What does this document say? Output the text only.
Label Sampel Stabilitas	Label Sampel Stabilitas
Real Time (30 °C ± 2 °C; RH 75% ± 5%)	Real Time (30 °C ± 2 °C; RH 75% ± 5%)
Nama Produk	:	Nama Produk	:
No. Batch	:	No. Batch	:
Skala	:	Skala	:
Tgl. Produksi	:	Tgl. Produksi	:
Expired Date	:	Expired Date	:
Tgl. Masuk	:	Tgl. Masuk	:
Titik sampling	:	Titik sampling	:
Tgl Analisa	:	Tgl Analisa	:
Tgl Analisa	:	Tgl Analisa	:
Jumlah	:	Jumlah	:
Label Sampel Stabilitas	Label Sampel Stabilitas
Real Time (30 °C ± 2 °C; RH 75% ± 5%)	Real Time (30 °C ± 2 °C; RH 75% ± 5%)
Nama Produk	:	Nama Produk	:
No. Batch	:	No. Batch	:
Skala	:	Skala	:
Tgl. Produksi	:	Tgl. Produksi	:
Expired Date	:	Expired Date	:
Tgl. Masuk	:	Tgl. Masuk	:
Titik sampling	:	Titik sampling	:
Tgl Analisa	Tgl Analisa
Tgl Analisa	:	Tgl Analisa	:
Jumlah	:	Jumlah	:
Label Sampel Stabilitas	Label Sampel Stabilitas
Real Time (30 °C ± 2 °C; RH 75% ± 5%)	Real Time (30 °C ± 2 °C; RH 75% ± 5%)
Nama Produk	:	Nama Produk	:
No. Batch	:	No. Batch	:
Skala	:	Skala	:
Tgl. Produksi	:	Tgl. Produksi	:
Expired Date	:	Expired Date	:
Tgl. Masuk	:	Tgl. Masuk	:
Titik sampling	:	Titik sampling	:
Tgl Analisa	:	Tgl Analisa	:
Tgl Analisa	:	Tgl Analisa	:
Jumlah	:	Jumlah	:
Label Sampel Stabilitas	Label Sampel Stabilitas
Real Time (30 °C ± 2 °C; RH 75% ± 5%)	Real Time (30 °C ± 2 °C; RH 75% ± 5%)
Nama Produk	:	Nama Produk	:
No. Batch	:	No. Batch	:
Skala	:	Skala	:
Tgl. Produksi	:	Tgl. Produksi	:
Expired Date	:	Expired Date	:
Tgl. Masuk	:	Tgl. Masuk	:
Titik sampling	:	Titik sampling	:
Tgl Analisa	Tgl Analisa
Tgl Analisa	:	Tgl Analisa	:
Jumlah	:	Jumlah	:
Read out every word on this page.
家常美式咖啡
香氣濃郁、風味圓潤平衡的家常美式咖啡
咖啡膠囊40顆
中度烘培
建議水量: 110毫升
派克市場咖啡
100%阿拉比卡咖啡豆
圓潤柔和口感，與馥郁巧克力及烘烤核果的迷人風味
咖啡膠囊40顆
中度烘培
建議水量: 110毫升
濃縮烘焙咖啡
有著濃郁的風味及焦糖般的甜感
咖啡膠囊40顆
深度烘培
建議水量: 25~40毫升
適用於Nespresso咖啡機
===============
Starting from the line containing "Read out every word on this page.", repeat each line through the end of the entries, exactly.

▸ **ANSWER TO THE PROBLEM**
Read out every word on this page.
家常美式咖啡
香氣濃郁、風味圓潤平衡的家常美式咖啡
咖啡膠囊40顆
中度烘培
建議水量: 110毫升
派克市場咖啡
100%阿拉比卡咖啡豆
圓潤柔和口感，與馥郁巧克力及烘烤核果的迷人風味
咖啡膠囊40顆
中度烘培
建議水量: 110毫升
濃縮烘焙咖啡
有著濃郁的風味及焦糖般的甜感
咖啡膠囊40顆
深度烘培
建議水量: 25~40毫升
適用於Nespresso咖啡機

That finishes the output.